On Jun 17, 2007, Daniel Hazelton <[email protected]> wrote:
> On Sunday 17 June 2007 01:09:01 Alexandre Oliva wrote:
>> On Jun 17, 2007, Linus Torvalds <[email protected]> wrote:
>> > On Sat, 16 Jun 2007, Alexandre Oliva wrote:
>> >> I've already explained what the spirit of the GPL is.
>> >
>> > No. You've explained one thing only: that you cannot see that people
>> > don't *agree* on the "spirit".
>>
>> They don't have to.
>>
>> Just like nobody but you can tell why you chose the GPLv2, nobody but
>> RMS can tell why he wrote the GPL. And the intent behind writing the
>> GPL is what defines its spirit.
> "Charging for programs is an crime against humanity"
Assuming he actually said that, I have no doubt that it would
pre-dates by far even the Free Software Definition, let alone the GPL.
> See, you can't even keep the FSF's "Free Software Definition" and its
> inherent "religion" out of the discussion.
Of course not. That's what the spirit of the GPL is all about. And
the spirit of the GPL is what the discussion is all about for me.
> Sure, the FSF can claim that the GPL is intended as a way to
> "defend" the "Four Freedoms" defined *BY* *THEM*, but unless alluded
> to in the license, the only bearing it can have, anywhere, is on the
> "intent" of the license, as seen by the FSF.
Exactly! And since the *Free* *Software* Foundation wrote the
license, and documented the goals in the preamble, referring to
keeping *free* *software* *free*, it is quite safe to say that this
*is* indeed the intent, the spirit of the GPL.
> And if the "ability to run a "covered work" on any piece of hardware
> is "freedom 0" then binary distribution is in violation of the
> "spirit" - I can't run an x86 binary on a PPC. Isn't that a
> "designed in hardware restriction" that violates the "spirit" of the
> license ?
It's not. freedom and ability have two very different meanings.

DIRECTIVES
1 - Please repeat the part of the GPL email exchange starting at "Of course not." and ending at "by the FSF.", word for word.
2 - Carry on writing the GPL email exchange, picking up after its final sentence.
The entries that come next are separate material, apart from the GPL email exchange.

RECORD EXCERPTS
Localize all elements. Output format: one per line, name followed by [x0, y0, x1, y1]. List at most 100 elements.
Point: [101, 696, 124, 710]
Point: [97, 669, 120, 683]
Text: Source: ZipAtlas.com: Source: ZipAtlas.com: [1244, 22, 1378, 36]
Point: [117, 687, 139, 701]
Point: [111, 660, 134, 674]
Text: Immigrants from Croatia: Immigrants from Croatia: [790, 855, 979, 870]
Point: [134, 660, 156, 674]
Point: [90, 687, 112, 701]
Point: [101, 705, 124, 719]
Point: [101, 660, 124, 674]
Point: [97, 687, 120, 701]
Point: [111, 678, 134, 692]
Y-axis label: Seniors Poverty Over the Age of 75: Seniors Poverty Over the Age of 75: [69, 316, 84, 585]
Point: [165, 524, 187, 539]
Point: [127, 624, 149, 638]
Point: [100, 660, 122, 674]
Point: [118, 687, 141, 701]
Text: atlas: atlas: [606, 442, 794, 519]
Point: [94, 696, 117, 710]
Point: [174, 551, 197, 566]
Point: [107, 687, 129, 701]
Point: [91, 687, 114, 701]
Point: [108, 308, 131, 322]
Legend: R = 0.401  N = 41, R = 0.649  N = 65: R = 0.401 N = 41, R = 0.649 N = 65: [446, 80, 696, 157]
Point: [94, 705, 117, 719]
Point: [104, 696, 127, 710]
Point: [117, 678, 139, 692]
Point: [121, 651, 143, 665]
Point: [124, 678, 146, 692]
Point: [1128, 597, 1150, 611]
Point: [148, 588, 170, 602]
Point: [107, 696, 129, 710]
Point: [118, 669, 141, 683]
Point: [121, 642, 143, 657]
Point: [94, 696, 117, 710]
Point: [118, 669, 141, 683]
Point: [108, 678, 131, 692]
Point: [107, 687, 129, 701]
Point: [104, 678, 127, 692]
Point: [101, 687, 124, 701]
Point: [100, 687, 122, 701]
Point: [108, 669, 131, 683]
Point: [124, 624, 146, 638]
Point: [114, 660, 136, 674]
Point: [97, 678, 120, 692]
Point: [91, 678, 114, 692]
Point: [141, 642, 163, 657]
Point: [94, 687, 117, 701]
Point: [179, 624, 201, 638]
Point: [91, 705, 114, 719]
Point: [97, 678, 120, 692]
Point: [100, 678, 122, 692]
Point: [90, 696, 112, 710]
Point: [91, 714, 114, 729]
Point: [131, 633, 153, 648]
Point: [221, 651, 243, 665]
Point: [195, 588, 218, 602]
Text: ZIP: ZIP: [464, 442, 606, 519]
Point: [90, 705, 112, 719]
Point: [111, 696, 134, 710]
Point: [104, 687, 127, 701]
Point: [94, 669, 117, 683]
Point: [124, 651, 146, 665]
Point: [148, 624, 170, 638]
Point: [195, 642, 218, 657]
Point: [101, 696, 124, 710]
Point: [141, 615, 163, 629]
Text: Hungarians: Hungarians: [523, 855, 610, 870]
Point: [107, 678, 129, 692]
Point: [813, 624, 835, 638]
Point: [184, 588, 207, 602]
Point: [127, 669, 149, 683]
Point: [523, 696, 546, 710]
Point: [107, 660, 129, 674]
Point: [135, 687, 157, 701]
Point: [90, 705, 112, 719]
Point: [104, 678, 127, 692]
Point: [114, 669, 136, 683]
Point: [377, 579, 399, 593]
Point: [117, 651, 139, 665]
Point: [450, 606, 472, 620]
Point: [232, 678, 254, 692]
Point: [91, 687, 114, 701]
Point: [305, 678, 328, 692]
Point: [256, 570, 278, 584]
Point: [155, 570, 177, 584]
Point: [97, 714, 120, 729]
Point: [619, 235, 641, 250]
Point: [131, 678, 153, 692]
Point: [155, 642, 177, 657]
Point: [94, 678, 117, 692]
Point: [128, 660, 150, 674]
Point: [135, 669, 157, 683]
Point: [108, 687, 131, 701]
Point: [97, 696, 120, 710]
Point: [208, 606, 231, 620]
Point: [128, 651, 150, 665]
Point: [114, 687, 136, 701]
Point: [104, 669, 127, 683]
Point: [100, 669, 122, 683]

OUTPUTS IN ORDER
1 -
Of course not. That's what the spirit of the GPL is all about. And
the spirit of the GPL is what the discussion is all about for me.
> Sure, the FSF can claim that the GPL is intended as a way to
> "defend" the "Four Freedoms" defined *BY* *THEM*, but unless alluded
> to in the license, the only bearing it can have, anywhere, is on the
> "intent" of the license, as seen by the FSF.

2 -
Freedom to run the software for any purpose means that people won't
stop you from doing that. It may take you some work, such as porting
the software, rebuilding it, etc. But if, at the end of that effort,
you find that it will run on your development machine, but not in a
machine where the original software runs on, and that's because the
manufacturer imposed prohibitions on running unauthorized versions of
the software, then the manufacturer of the hardware is very clearly
disrespecting your freedom #0 WRT that software.
Demanding the ability to run the software for any purpose, without any
effort whatsoever, would indeed be nonsensical.
(BTW, covered work is a legal term, only present in the legal portion
of the license, which I'm actively avoiding, because I'm not a lawyer,
and my point is about the spirit. but I'm sure I wrote that before
;-)
>> > I'd be stupid to select the worse of two licenses, wouldn't I?
>>
>> Yes. That's precisely why I don't understand your stance. Because I
>> expect you to be intelligent, but starting from your stated motivation
>> for choosing GPLv2, and from the consequences of the anti-tivoization
>> provisions, you'd satisfy your motivations better with v3.
> It is only *YOUR* opinion that the GPLv3 is the better license.
Are you even reading what I write?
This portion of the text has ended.